[BEGIN Extracted data]

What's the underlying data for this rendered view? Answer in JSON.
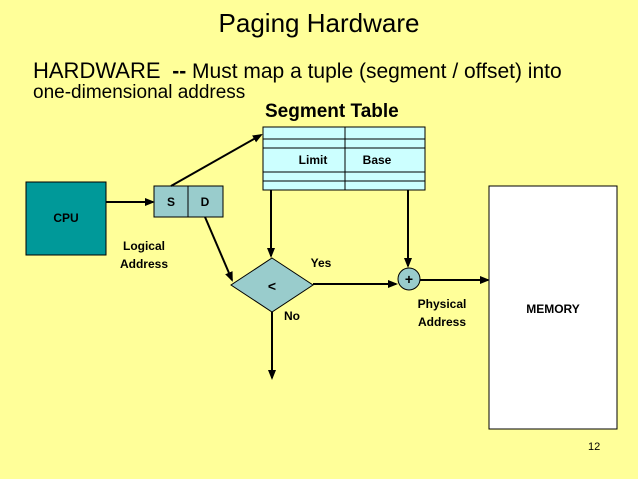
{
  "slide": {
    "title": "Paging Hardware",
    "intro_lead": "HARDWARE",
    "intro_dash": "--",
    "intro_rest": "Must map a tuple (segment / offset)  into",
    "intro_line2": "one-dimensional address",
    "page_number": "12"
  },
  "diagram": {
    "segment_table_title": "Segment Table",
    "segment_table_cols": [
      "Limit",
      "Base"
    ],
    "cpu_label": "CPU",
    "s_label": "S",
    "d_label": "D",
    "logical_address_line1": "Logical",
    "logical_address_line2": "Address",
    "compare_symbol": "<",
    "yes_label": "Yes",
    "no_label": "No",
    "adder_symbol": "+",
    "physical_address_line1": "Physical",
    "physical_address_line2": "Address",
    "memory_label": "MEMORY"
  },
  "colors": {
    "background": "#ffff99",
    "table_fill": "#ccffff",
    "cpu_fill": "#009999",
    "address_box_fill": "#99cccc",
    "compare_fill": "#99cccc",
    "memory_fill": "#ffffff"
  }
}
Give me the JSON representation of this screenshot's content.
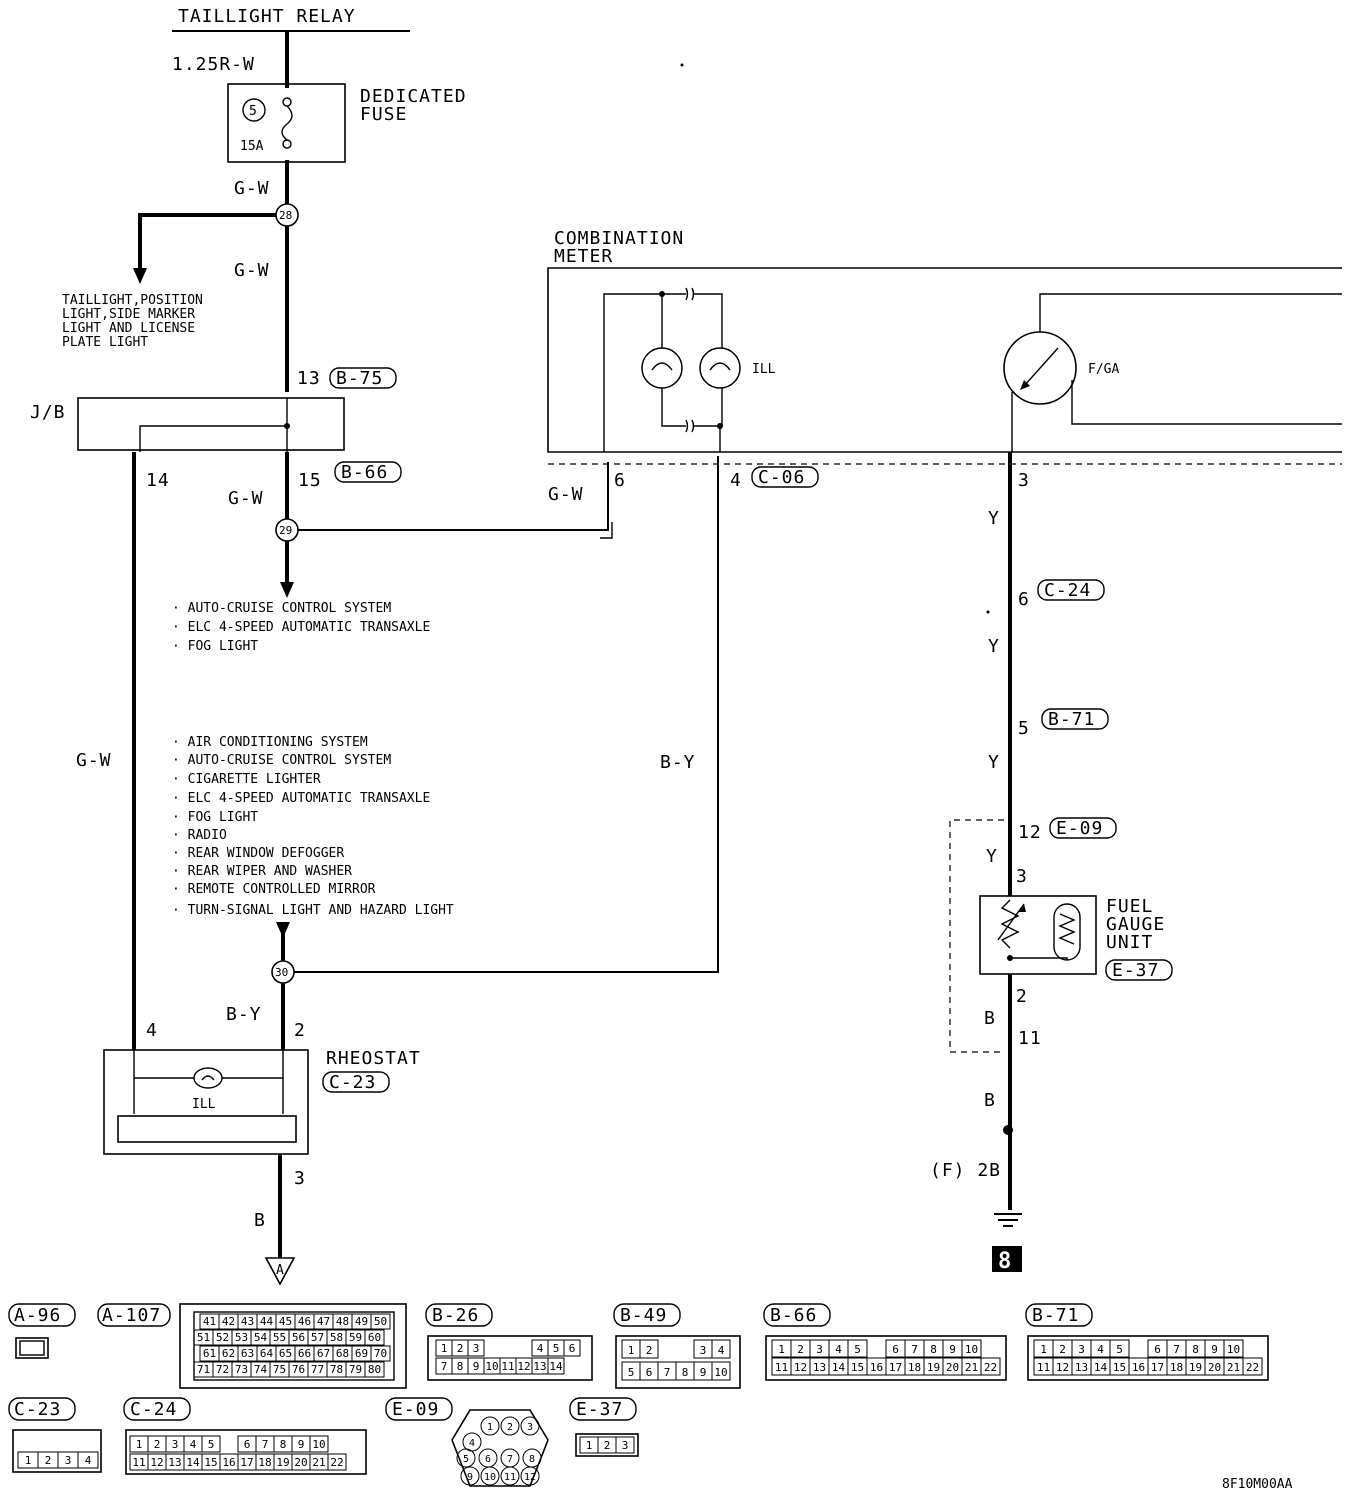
{
  "relay": {
    "label": "TAILLIGHT RELAY",
    "wire": "1.25R-W"
  },
  "fuse": {
    "label_line1": "DEDICATED",
    "label_line2": "FUSE",
    "number": "5",
    "rating": "15A"
  },
  "wires": {
    "gw_a": "G-W",
    "gw_b": "G-W",
    "gw_c": "G-W",
    "gw_d": "G-W",
    "gw_e": "G-W",
    "by_a": "B-Y",
    "by_b": "B-Y",
    "y_a": "Y",
    "y_b": "Y",
    "y_c": "Y",
    "y_d": "Y",
    "b_a": "B",
    "b_b": "B",
    "b_c": "B"
  },
  "splices": {
    "s28": "28",
    "s29": "29",
    "s30": "30"
  },
  "taillight_dest": [
    "TAILLIGHT,POSITION",
    "LIGHT,SIDE MARKER",
    "LIGHT AND LICENSE",
    "PLATE LIGHT"
  ],
  "jb": {
    "label": "J/B",
    "pin_in": "13",
    "conn_in": "B-75",
    "pin_out_left": "14",
    "pin_out_right": "15",
    "conn_out": "B-66"
  },
  "dest_list_1": [
    "· AUTO-CRUISE CONTROL SYSTEM",
    "· ELC 4-SPEED AUTOMATIC TRANSAXLE",
    "· FOG LIGHT"
  ],
  "dest_list_2": [
    "· AIR CONDITIONING SYSTEM",
    "· AUTO-CRUISE CONTROL SYSTEM",
    "· CIGARETTE LIGHTER",
    "· ELC 4-SPEED AUTOMATIC TRANSAXLE",
    "· FOG LIGHT",
    "· RADIO",
    "· REAR WINDOW DEFOGGER",
    "· REAR WIPER AND WASHER",
    "· REMOTE CONTROLLED MIRROR",
    "· TURN-SIGNAL LIGHT AND HAZARD LIGHT"
  ],
  "meter": {
    "label_line1": "COMBINATION",
    "label_line2": "METER",
    "ill": "ILL",
    "fga": "F/GA",
    "pin6": "6",
    "pin4": "4",
    "conn": "C-06",
    "pin3": "3"
  },
  "fuel_line": {
    "p_c24": "6",
    "c_c24": "C-24",
    "p_b71": "5",
    "c_b71": "B-71",
    "p_e09a": "12",
    "c_e09": "E-09",
    "p_unit_in": "3",
    "p_unit_out": "2",
    "p_e09b": "11"
  },
  "fuel_unit": {
    "line1": "FUEL",
    "line2": "GAUGE",
    "line3": "UNIT",
    "conn": "E-37"
  },
  "ground": {
    "label": "(F) 2B",
    "number": "8"
  },
  "rheostat": {
    "label": "RHEOSTAT",
    "conn": "C-23",
    "pin4": "4",
    "pin2": "2",
    "pin3": "3",
    "ill": "ILL",
    "dest": "A"
  },
  "connectors": {
    "a96": "A-96",
    "a107": "A-107",
    "b26": "B-26",
    "b49": "B-49",
    "b66": "B-66",
    "b71": "B-71",
    "c23": "C-23",
    "c24": "C-24",
    "e09": "E-09",
    "e37": "E-37"
  },
  "drawing_code": "8F10M00AA"
}
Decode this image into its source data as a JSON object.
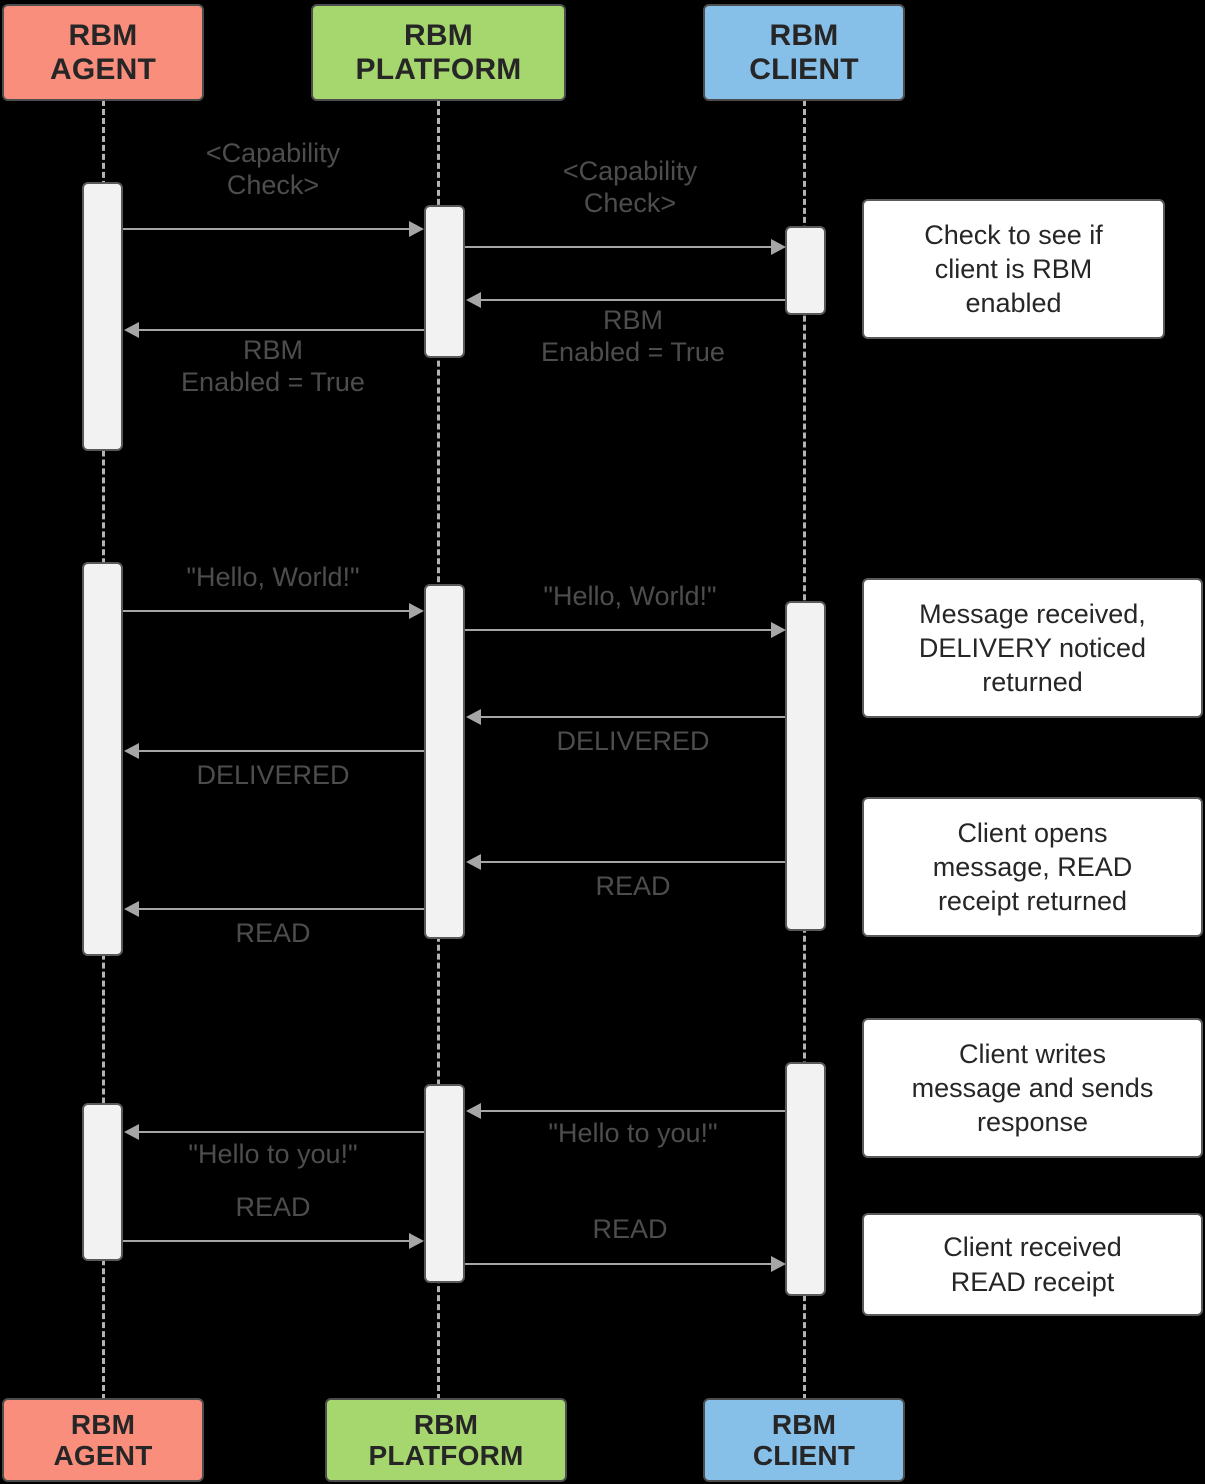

[END Extracted data]

Return the lines of the records that include the string "this".

What's the underlying data for this rendered view? Answer in JSON.
Give me the JSON representation of this screenshot's content.
Decode this image into its source data as a JSON object.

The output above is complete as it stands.